* TASK OBJECTIVE *
Here are some entries; quote each one exactly.

***** DATA FOR THE TASK *****

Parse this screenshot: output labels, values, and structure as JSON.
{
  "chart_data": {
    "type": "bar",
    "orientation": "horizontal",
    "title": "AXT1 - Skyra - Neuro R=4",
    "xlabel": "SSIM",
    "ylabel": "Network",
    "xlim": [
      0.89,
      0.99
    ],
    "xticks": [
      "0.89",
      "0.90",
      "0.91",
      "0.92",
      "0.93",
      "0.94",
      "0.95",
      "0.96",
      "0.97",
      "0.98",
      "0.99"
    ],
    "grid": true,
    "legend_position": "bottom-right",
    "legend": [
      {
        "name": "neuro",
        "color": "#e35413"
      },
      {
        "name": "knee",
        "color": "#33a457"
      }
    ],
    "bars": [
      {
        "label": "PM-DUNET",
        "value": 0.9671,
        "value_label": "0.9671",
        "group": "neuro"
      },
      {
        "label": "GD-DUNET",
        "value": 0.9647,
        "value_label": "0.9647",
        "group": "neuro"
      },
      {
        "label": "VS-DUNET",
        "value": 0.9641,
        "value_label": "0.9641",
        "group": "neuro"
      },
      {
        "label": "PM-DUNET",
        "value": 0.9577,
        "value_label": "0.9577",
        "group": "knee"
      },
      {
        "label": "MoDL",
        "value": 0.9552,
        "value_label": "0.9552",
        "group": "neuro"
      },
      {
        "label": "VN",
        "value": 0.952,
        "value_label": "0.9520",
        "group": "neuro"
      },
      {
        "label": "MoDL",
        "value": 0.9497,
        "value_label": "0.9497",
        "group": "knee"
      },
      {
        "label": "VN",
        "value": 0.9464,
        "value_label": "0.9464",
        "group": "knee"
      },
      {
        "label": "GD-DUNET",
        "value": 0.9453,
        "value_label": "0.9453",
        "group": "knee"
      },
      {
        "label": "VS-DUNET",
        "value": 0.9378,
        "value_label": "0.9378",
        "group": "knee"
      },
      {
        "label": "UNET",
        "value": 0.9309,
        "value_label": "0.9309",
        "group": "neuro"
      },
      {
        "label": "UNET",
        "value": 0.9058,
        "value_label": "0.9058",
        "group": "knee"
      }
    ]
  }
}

*****

* ANSWER FOR THIS EXERCISE *
Parse this screenshot: output labels, values, and structure as JSON.
{
  "chart_data": {
    "type": "bar",
    "orientation": "horizontal",
    "title": "AXT1 - Skyra - Neuro R=4",
    "xlabel": "SSIM",
    "ylabel": "Network",
    "xlim": [
      0.89,
      0.99
    ],
    "xticks": [
      "0.89",
      "0.90",
      "0.91",
      "0.92",
      "0.93",
      "0.94",
      "0.95",
      "0.96",
      "0.97",
      "0.98",
      "0.99"
    ],
    "grid": true,
    "legend_position": "bottom-right",
    "legend": [
      {
        "name": "neuro",
        "color": "#e35413"
      },
      {
        "name": "knee",
        "color": "#33a457"
      }
    ],
    "bars": [
      {
        "label": "PM-DUNET",
        "value": 0.9671,
        "value_label": "0.9671",
        "group": "neuro"
      },
      {
        "label": "GD-DUNET",
        "value": 0.9647,
        "value_label": "0.9647",
        "group": "neuro"
      },
      {
        "label": "VS-DUNET",
        "value": 0.9641,
        "value_label": "0.9641",
        "group": "neuro"
      },
      {
        "label": "PM-DUNET",
        "value": 0.9577,
        "value_label": "0.9577",
        "group": "knee"
      },
      {
        "label": "MoDL",
        "value": 0.9552,
        "value_label": "0.9552",
        "group": "neuro"
      },
      {
        "label": "VN",
        "value": 0.952,
        "value_label": "0.9520",
        "group": "neuro"
      },
      {
        "label": "MoDL",
        "value": 0.9497,
        "value_label": "0.9497",
        "group": "knee"
      },
      {
        "label": "VN",
        "value": 0.9464,
        "value_label": "0.9464",
        "group": "knee"
      },
      {
        "label": "GD-DUNET",
        "value": 0.9453,
        "value_label": "0.9453",
        "group": "knee"
      },
      {
        "label": "VS-DUNET",
        "value": 0.9378,
        "value_label": "0.9378",
        "group": "knee"
      },
      {
        "label": "UNET",
        "value": 0.9309,
        "value_label": "0.9309",
        "group": "neuro"
      },
      {
        "label": "UNET",
        "value": 0.9058,
        "value_label": "0.9058",
        "group": "knee"
      }
    ]
  }
}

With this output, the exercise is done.